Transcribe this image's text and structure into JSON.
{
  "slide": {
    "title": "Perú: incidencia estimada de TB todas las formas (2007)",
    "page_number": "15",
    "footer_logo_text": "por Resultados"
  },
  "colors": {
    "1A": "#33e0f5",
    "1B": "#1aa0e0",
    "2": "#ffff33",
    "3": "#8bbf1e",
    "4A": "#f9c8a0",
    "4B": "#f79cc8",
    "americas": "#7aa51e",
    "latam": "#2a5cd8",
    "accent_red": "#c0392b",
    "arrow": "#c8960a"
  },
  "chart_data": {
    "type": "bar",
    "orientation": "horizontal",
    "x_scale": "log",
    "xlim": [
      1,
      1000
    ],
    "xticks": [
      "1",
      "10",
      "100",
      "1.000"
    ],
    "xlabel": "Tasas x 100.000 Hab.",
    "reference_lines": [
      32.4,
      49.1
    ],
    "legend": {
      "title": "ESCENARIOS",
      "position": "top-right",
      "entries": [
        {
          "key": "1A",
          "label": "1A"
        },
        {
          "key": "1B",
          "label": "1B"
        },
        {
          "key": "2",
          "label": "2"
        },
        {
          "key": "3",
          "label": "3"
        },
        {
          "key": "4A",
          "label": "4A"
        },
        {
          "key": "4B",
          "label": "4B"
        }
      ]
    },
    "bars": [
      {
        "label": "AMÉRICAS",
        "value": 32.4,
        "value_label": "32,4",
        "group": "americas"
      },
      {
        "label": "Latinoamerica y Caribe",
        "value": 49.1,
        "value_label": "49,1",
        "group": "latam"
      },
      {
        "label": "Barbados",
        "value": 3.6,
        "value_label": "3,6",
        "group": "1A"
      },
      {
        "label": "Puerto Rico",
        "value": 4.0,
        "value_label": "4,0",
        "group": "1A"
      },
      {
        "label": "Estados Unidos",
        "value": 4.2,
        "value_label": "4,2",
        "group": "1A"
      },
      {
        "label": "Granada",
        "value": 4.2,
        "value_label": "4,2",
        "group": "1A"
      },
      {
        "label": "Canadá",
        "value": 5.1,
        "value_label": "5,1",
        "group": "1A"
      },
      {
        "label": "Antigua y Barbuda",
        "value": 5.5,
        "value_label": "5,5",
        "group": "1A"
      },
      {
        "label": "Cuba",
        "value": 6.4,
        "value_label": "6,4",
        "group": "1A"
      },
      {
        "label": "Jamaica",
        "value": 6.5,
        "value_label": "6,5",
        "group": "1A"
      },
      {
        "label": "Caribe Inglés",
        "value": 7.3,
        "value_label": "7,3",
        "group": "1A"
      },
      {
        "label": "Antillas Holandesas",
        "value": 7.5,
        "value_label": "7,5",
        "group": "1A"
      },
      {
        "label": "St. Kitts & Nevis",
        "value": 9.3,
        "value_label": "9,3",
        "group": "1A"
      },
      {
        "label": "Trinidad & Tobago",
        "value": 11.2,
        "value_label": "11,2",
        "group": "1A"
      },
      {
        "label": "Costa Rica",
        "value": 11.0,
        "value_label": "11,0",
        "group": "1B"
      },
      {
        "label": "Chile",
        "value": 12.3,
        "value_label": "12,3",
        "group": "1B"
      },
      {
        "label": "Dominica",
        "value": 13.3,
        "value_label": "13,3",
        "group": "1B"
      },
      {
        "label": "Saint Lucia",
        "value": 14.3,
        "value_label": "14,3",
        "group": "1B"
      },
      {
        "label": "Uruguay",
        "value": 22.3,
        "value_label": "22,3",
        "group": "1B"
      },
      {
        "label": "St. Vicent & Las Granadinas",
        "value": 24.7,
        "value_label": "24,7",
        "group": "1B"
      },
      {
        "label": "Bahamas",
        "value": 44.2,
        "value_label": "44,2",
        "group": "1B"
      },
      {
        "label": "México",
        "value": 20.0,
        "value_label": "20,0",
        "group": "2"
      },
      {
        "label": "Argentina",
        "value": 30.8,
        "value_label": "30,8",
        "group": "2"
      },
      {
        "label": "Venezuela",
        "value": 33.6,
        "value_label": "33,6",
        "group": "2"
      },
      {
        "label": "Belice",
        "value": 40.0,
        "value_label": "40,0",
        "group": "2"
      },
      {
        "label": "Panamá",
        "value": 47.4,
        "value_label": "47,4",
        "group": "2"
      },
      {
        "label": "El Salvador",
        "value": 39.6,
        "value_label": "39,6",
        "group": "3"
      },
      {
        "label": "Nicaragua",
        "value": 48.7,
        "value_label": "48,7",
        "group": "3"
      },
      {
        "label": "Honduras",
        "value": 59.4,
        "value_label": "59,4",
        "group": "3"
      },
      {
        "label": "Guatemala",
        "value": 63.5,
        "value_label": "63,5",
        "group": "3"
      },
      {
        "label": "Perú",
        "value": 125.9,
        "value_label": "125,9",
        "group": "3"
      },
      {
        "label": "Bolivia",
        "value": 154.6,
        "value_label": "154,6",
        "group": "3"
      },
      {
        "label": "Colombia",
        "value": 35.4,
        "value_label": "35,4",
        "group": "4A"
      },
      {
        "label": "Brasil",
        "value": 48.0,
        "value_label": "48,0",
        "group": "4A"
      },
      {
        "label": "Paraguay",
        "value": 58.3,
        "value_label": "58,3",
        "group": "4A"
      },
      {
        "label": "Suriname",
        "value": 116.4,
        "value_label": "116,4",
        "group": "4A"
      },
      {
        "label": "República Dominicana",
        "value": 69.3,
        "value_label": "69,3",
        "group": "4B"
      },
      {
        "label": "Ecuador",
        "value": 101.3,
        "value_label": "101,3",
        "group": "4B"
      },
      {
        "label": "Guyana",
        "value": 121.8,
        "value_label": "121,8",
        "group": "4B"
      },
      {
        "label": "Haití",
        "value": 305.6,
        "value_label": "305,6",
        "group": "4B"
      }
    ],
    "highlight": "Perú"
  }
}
####################
= What is expected =
Each record above should be repeated exactly as it appears.

= Written response =
Transcribe this image's text and structure into JSON.
{
  "slide": {
    "title": "Perú: incidencia estimada de TB todas las formas (2007)",
    "page_number": "15",
    "footer_logo_text": "por Resultados"
  },
  "colors": {
    "1A": "#33e0f5",
    "1B": "#1aa0e0",
    "2": "#ffff33",
    "3": "#8bbf1e",
    "4A": "#f9c8a0",
    "4B": "#f79cc8",
    "americas": "#7aa51e",
    "latam": "#2a5cd8",
    "accent_red": "#c0392b",
    "arrow": "#c8960a"
  },
  "chart_data": {
    "type": "bar",
    "orientation": "horizontal",
    "x_scale": "log",
    "xlim": [
      1,
      1000
    ],
    "xticks": [
      "1",
      "10",
      "100",
      "1.000"
    ],
    "xlabel": "Tasas x 100.000 Hab.",
    "reference_lines": [
      32.4,
      49.1
    ],
    "legend": {
      "title": "ESCENARIOS",
      "position": "top-right",
      "entries": [
        {
          "key": "1A",
          "label": "1A"
        },
        {
          "key": "1B",
          "label": "1B"
        },
        {
          "key": "2",
          "label": "2"
        },
        {
          "key": "3",
          "label": "3"
        },
        {
          "key": "4A",
          "label": "4A"
        },
        {
          "key": "4B",
          "label": "4B"
        }
      ]
    },
    "bars": [
      {
        "label": "AMÉRICAS",
        "value": 32.4,
        "value_label": "32,4",
        "group": "americas"
      },
      {
        "label": "Latinoamerica y Caribe",
        "value": 49.1,
        "value_label": "49,1",
        "group": "latam"
      },
      {
        "label": "Barbados",
        "value": 3.6,
        "value_label": "3,6",
        "group": "1A"
      },
      {
        "label": "Puerto Rico",
        "value": 4.0,
        "value_label": "4,0",
        "group": "1A"
      },
      {
        "label": "Estados Unidos",
        "value": 4.2,
        "value_label": "4,2",
        "group": "1A"
      },
      {
        "label": "Granada",
        "value": 4.2,
        "value_label": "4,2",
        "group": "1A"
      },
      {
        "label": "Canadá",
        "value": 5.1,
        "value_label": "5,1",
        "group": "1A"
      },
      {
        "label": "Antigua y Barbuda",
        "value": 5.5,
        "value_label": "5,5",
        "group": "1A"
      },
      {
        "label": "Cuba",
        "value": 6.4,
        "value_label": "6,4",
        "group": "1A"
      },
      {
        "label": "Jamaica",
        "value": 6.5,
        "value_label": "6,5",
        "group": "1A"
      },
      {
        "label": "Caribe Inglés",
        "value": 7.3,
        "value_label": "7,3",
        "group": "1A"
      },
      {
        "label": "Antillas Holandesas",
        "value": 7.5,
        "value_label": "7,5",
        "group": "1A"
      },
      {
        "label": "St. Kitts & Nevis",
        "value": 9.3,
        "value_label": "9,3",
        "group": "1A"
      },
      {
        "label": "Trinidad & Tobago",
        "value": 11.2,
        "value_label": "11,2",
        "group": "1A"
      },
      {
        "label": "Costa Rica",
        "value": 11.0,
        "value_label": "11,0",
        "group": "1B"
      },
      {
        "label": "Chile",
        "value": 12.3,
        "value_label": "12,3",
        "group": "1B"
      },
      {
        "label": "Dominica",
        "value": 13.3,
        "value_label": "13,3",
        "group": "1B"
      },
      {
        "label": "Saint Lucia",
        "value": 14.3,
        "value_label": "14,3",
        "group": "1B"
      },
      {
        "label": "Uruguay",
        "value": 22.3,
        "value_label": "22,3",
        "group": "1B"
      },
      {
        "label": "St. Vicent & Las Granadinas",
        "value": 24.7,
        "value_label": "24,7",
        "group": "1B"
      },
      {
        "label": "Bahamas",
        "value": 44.2,
        "value_label": "44,2",
        "group": "1B"
      },
      {
        "label": "México",
        "value": 20.0,
        "value_label": "20,0",
        "group": "2"
      },
      {
        "label": "Argentina",
        "value": 30.8,
        "value_label": "30,8",
        "group": "2"
      },
      {
        "label": "Venezuela",
        "value": 33.6,
        "value_label": "33,6",
        "group": "2"
      },
      {
        "label": "Belice",
        "value": 40.0,
        "value_label": "40,0",
        "group": "2"
      },
      {
        "label": "Panamá",
        "value": 47.4,
        "value_label": "47,4",
        "group": "2"
      },
      {
        "label": "El Salvador",
        "value": 39.6,
        "value_label": "39,6",
        "group": "3"
      },
      {
        "label": "Nicaragua",
        "value": 48.7,
        "value_label": "48,7",
        "group": "3"
      },
      {
        "label": "Honduras",
        "value": 59.4,
        "value_label": "59,4",
        "group": "3"
      },
      {
        "label": "Guatemala",
        "value": 63.5,
        "value_label": "63,5",
        "group": "3"
      },
      {
        "label": "Perú",
        "value": 125.9,
        "value_label": "125,9",
        "group": "3"
      },
      {
        "label": "Bolivia",
        "value": 154.6,
        "value_label": "154,6",
        "group": "3"
      },
      {
        "label": "Colombia",
        "value": 35.4,
        "value_label": "35,4",
        "group": "4A"
      },
      {
        "label": "Brasil",
        "value": 48.0,
        "value_label": "48,0",
        "group": "4A"
      },
      {
        "label": "Paraguay",
        "value": 58.3,
        "value_label": "58,3",
        "group": "4A"
      },
      {
        "label": "Suriname",
        "value": 116.4,
        "value_label": "116,4",
        "group": "4A"
      },
      {
        "label": "República Dominicana",
        "value": 69.3,
        "value_label": "69,3",
        "group": "4B"
      },
      {
        "label": "Ecuador",
        "value": 101.3,
        "value_label": "101,3",
        "group": "4B"
      },
      {
        "label": "Guyana",
        "value": 121.8,
        "value_label": "121,8",
        "group": "4B"
      },
      {
        "label": "Haití",
        "value": 305.6,
        "value_label": "305,6",
        "group": "4B"
      }
    ],
    "highlight": "Perú"
  }
}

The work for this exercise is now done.